TASK BRIEF: Scan the entries below for the word "التوحيد". Copy each line that has it.

DATASET ENTRIES:
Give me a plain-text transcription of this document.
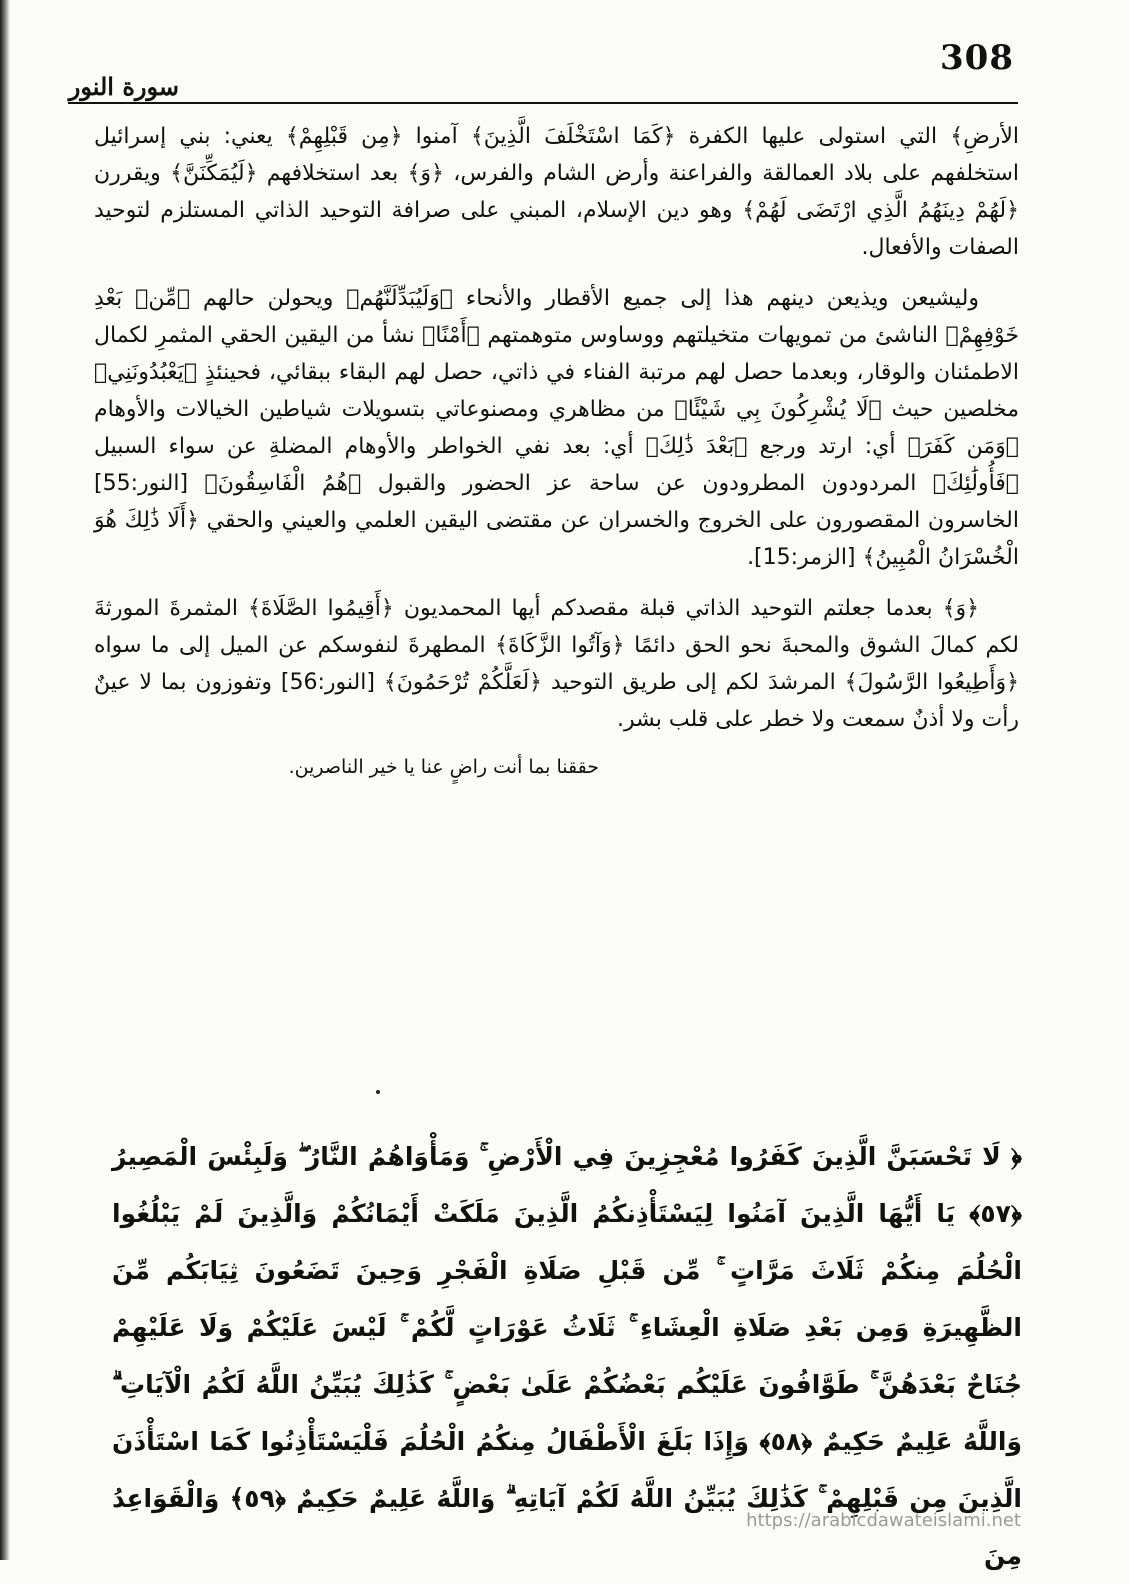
308
سورة النور

الأرضِ﴾ التي استولى عليها الكفرة ﴿كَمَا اسْتَخْلَفَ الَّذِينَ﴾ آمنوا ﴿مِن قَبْلِهِمْ﴾ يعني: بني إسرائيل استخلفهم على بلاد العمالقة والفراعنة وأرض الشام والفرس، ﴿وَ﴾ بعد استخلافهم ﴿لَيُمَكِّنَنَّ﴾ ويقررن ﴿لَهُمْ دِينَهُمُ الَّذِي ارْتَضَى لَهُمْ﴾ وهو دين الإسلام، المبني على صرافة التوحيد الذاتي المستلزم لتوحيد الصفات والأفعال.

وليشيعن ويذيعن دينهم هذا إلى جميع الأقطار والأنحاء ﴿وَلَيُبَدِّلَنَّهُم﴾ ويحولن حالهم ﴿مِّنۢ بَعْدِ خَوْفِهِمْ﴾ الناشئ من تمويهات متخيلتهم ووساوس متوهمتهم ﴿أَمْنًا﴾ نشأ من اليقين الحقي المثمرِ لكمال الاطمئنان والوقار، وبعدما حصل لهم مرتبة الفناء في ذاتي، حصل لهم البقاء ببقائي، فحينئذٍ ﴿يَعْبُدُونَنِي﴾ مخلصين حيث ﴿لَا يُشْرِكُونَ بِي شَيْئًا﴾ من مظاهري ومصنوعاتي بتسويلات شياطين الخيالات والأوهام ﴿وَمَن كَفَرَ﴾ أي: ارتد ورجع ﴿بَعْدَ ذَٰلِكَ﴾ أي: بعد نفي الخواطر والأوهام المضلةِ عن سواء السبيل ﴿فَأُولَٰئِكَ﴾ المردودون المطرودون عن ساحة عز الحضور والقبول ﴿هُمُ الْفَاسِقُونَ﴾ [النور:55] الخاسرون المقصورون على الخروج والخسران عن مقتضى اليقين العلمي والعيني والحقي ﴿أَلَا ذَٰلِكَ هُوَ الْخُسْرَانُ الْمُبِينُ﴾ [الزمر:15].

﴿وَ﴾ بعدما جعلتم التوحيد الذاتي قبلة مقصدكم أيها المحمديون ﴿أَقِيمُوا الصَّلَاةَ﴾ المثمرةَ المورثةَ لكم كمالَ الشوق والمحبةَ نحو الحق دائمًا ﴿وَآتُوا الزَّكَاةَ﴾ المطهرةَ لنفوسكم عن الميل إلى ما سواه ﴿وَأَطِيعُوا الرَّسُولَ﴾ المرشدَ لكم إلى طريق التوحيد ﴿لَعَلَّكُمْ تُرْحَمُونَ﴾ [النور:56] وتفوزون بما لا عينٌ رأت ولا أذنٌ سمعت ولا خطر على قلب بشر.

حققنا بما أنت راضٍ عنا يا خير الناصرين.

﴿ لَا تَحْسَبَنَّ الَّذِينَ كَفَرُوا مُعْجِزِينَ فِي الْأَرْضِ ۚ وَمَأْوَاهُمُ النَّارُ ۖ وَلَبِئْسَ الْمَصِيرُ ﴿٥٧﴾ يَا أَيُّهَا الَّذِينَ آمَنُوا لِيَسْتَأْذِنكُمُ الَّذِينَ مَلَكَتْ أَيْمَانُكُمْ وَالَّذِينَ لَمْ يَبْلُغُوا الْحُلُمَ مِنكُمْ ثَلَاثَ مَرَّاتٍ ۚ مِّن قَبْلِ صَلَاةِ الْفَجْرِ وَحِينَ تَضَعُونَ ثِيَابَكُم مِّنَ الظَّهِيرَةِ وَمِن بَعْدِ صَلَاةِ الْعِشَاءِ ۚ ثَلَاثُ عَوْرَاتٍ لَّكُمْ ۚ لَيْسَ عَلَيْكُمْ وَلَا عَلَيْهِمْ جُنَاحٌ بَعْدَهُنَّ ۚ طَوَّافُونَ عَلَيْكُم بَعْضُكُمْ عَلَىٰ بَعْضٍ ۚ كَذَٰلِكَ يُبَيِّنُ اللَّهُ لَكُمُ الْآيَاتِ ۗ وَاللَّهُ عَلِيمٌ حَكِيمٌ ﴿٥٨﴾ وَإِذَا بَلَغَ الْأَطْفَالُ مِنكُمُ الْحُلُمَ فَلْيَسْتَأْذِنُوا كَمَا اسْتَأْذَنَ الَّذِينَ مِن قَبْلِهِمْ ۚ كَذَٰلِكَ يُبَيِّنُ اللَّهُ لَكُمْ آيَاتِهِ ۗ وَاللَّهُ عَلِيمٌ حَكِيمٌ ﴿٥٩﴾ وَالْقَوَاعِدُ مِنَ
https://arabicdawateislami.net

TASK RESULT:
الأرضِ﴾ التي استولى عليها الكفرة ﴿كَمَا اسْتَخْلَفَ الَّذِينَ﴾ آمنوا ﴿مِن قَبْلِهِمْ﴾ يعني: بني إسرائيل استخلفهم على بلاد العمالقة والفراعنة وأرض الشام والفرس، ﴿وَ﴾ بعد استخلافهم ﴿لَيُمَكِّنَنَّ﴾ ويقررن ﴿لَهُمْ دِينَهُمُ الَّذِي ارْتَضَى لَهُمْ﴾ وهو دين الإسلام، المبني على صرافة التوحيد الذاتي المستلزم لتوحيد الصفات والأفعال.
﴿وَ﴾ بعدما جعلتم التوحيد الذاتي قبلة مقصدكم أيها المحمديون ﴿أَقِيمُوا الصَّلَاةَ﴾ المثمرةَ المورثةَ لكم كمالَ الشوق والمحبةَ نحو الحق دائمًا ﴿وَآتُوا الزَّكَاةَ﴾ المطهرةَ لنفوسكم عن الميل إلى ما سواه ﴿وَأَطِيعُوا الرَّسُولَ﴾ المرشدَ لكم إلى طريق التوحيد ﴿لَعَلَّكُمْ تُرْحَمُونَ﴾ [النور:56] وتفوزون بما لا عينٌ رأت ولا أذنٌ سمعت ولا خطر على قلب بشر.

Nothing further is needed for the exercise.